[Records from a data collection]
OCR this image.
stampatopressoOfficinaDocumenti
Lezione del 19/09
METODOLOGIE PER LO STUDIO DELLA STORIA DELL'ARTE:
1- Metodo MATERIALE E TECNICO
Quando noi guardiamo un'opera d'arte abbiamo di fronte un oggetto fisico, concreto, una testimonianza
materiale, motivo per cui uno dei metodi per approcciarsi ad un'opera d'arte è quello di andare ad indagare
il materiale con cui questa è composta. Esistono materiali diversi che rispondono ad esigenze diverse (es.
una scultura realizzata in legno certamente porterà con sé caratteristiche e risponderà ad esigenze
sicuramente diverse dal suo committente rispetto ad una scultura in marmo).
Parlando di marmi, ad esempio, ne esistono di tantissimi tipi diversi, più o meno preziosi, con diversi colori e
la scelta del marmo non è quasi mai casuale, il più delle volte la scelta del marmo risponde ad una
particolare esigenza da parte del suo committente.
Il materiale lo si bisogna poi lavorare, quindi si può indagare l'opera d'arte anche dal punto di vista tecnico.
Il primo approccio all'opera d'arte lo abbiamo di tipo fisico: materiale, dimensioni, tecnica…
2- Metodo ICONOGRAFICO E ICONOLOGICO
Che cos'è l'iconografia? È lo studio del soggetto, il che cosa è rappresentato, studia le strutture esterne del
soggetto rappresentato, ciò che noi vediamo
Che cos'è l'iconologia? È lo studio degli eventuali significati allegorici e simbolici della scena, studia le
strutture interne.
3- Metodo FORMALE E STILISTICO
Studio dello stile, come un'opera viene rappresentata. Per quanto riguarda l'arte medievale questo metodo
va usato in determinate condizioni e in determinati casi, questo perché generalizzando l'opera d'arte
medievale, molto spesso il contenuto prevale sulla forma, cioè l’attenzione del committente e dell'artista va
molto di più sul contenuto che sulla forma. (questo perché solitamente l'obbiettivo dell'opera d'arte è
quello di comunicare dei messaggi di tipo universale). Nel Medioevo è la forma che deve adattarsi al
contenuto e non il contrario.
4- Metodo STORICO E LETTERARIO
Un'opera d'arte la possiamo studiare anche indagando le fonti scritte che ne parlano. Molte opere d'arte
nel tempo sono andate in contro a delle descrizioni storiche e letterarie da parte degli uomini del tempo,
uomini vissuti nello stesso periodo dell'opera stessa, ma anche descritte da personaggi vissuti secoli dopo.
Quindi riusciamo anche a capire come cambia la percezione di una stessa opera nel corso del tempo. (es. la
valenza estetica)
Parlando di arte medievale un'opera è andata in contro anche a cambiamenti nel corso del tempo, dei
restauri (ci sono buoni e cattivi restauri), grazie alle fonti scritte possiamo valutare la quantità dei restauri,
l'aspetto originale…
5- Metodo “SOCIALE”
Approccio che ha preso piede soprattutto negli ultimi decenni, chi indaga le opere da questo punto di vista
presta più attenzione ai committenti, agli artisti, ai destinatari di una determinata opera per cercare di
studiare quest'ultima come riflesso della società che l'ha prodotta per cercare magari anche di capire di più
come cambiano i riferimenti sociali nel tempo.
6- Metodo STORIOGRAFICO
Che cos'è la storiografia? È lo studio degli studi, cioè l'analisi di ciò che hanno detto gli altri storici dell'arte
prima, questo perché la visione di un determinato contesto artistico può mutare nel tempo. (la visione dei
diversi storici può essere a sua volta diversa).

● Directive
Extract every entry above as it appears.

● Worked solution
OCR this image.
stampatopressoOfficinaDocumenti
Lezione del 19/09
METODOLOGIE PER LO STUDIO DELLA STORIA DELL'ARTE:
1- Metodo MATERIALE E TECNICO
Quando noi guardiamo un'opera d'arte abbiamo di fronte un oggetto fisico, concreto, una testimonianza
materiale, motivo per cui uno dei metodi per approcciarsi ad un'opera d'arte è quello di andare ad indagare
il materiale con cui questa è composta. Esistono materiali diversi che rispondono ad esigenze diverse (es.
una scultura realizzata in legno certamente porterà con sé caratteristiche e risponderà ad esigenze
sicuramente diverse dal suo committente rispetto ad una scultura in marmo).
Parlando di marmi, ad esempio, ne esistono di tantissimi tipi diversi, più o meno preziosi, con diversi colori e
la scelta del marmo non è quasi mai casuale, il più delle volte la scelta del marmo risponde ad una
particolare esigenza da parte del suo committente.
Il materiale lo si bisogna poi lavorare, quindi si può indagare l'opera d'arte anche dal punto di vista tecnico.
Il primo approccio all'opera d'arte lo abbiamo di tipo fisico: materiale, dimensioni, tecnica…
2- Metodo ICONOGRAFICO E ICONOLOGICO
Che cos'è l'iconografia? È lo studio del soggetto, il che cosa è rappresentato, studia le strutture esterne del
soggetto rappresentato, ciò che noi vediamo
Che cos'è l'iconologia? È lo studio degli eventuali significati allegorici e simbolici della scena, studia le
strutture interne.
3- Metodo FORMALE E STILISTICO
Studio dello stile, come un'opera viene rappresentata. Per quanto riguarda l'arte medievale questo metodo
va usato in determinate condizioni e in determinati casi, questo perché generalizzando l'opera d'arte
medievale, molto spesso il contenuto prevale sulla forma, cioè l’attenzione del committente e dell'artista va
molto di più sul contenuto che sulla forma. (questo perché solitamente l'obbiettivo dell'opera d'arte è
quello di comunicare dei messaggi di tipo universale). Nel Medioevo è la forma che deve adattarsi al
contenuto e non il contrario.
4- Metodo STORICO E LETTERARIO
Un'opera d'arte la possiamo studiare anche indagando le fonti scritte che ne parlano. Molte opere d'arte
nel tempo sono andate in contro a delle descrizioni storiche e letterarie da parte degli uomini del tempo,
uomini vissuti nello stesso periodo dell'opera stessa, ma anche descritte da personaggi vissuti secoli dopo.
Quindi riusciamo anche a capire come cambia la percezione di una stessa opera nel corso del tempo. (es. la
valenza estetica)
Parlando di arte medievale un'opera è andata in contro anche a cambiamenti nel corso del tempo, dei
restauri (ci sono buoni e cattivi restauri), grazie alle fonti scritte possiamo valutare la quantità dei restauri,
l'aspetto originale…
5- Metodo “SOCIALE”
Approccio che ha preso piede soprattutto negli ultimi decenni, chi indaga le opere da questo punto di vista
presta più attenzione ai committenti, agli artisti, ai destinatari di una determinata opera per cercare di
studiare quest'ultima come riflesso della società che l'ha prodotta per cercare magari anche di capire di più
come cambiano i riferimenti sociali nel tempo.
6- Metodo STORIOGRAFICO
Che cos'è la storiografia? È lo studio degli studi, cioè l'analisi di ciò che hanno detto gli altri storici dell'arte
prima, questo perché la visione di un determinato contesto artistico può mutare nel tempo. (la visione dei
diversi storici può essere a sua volta diversa).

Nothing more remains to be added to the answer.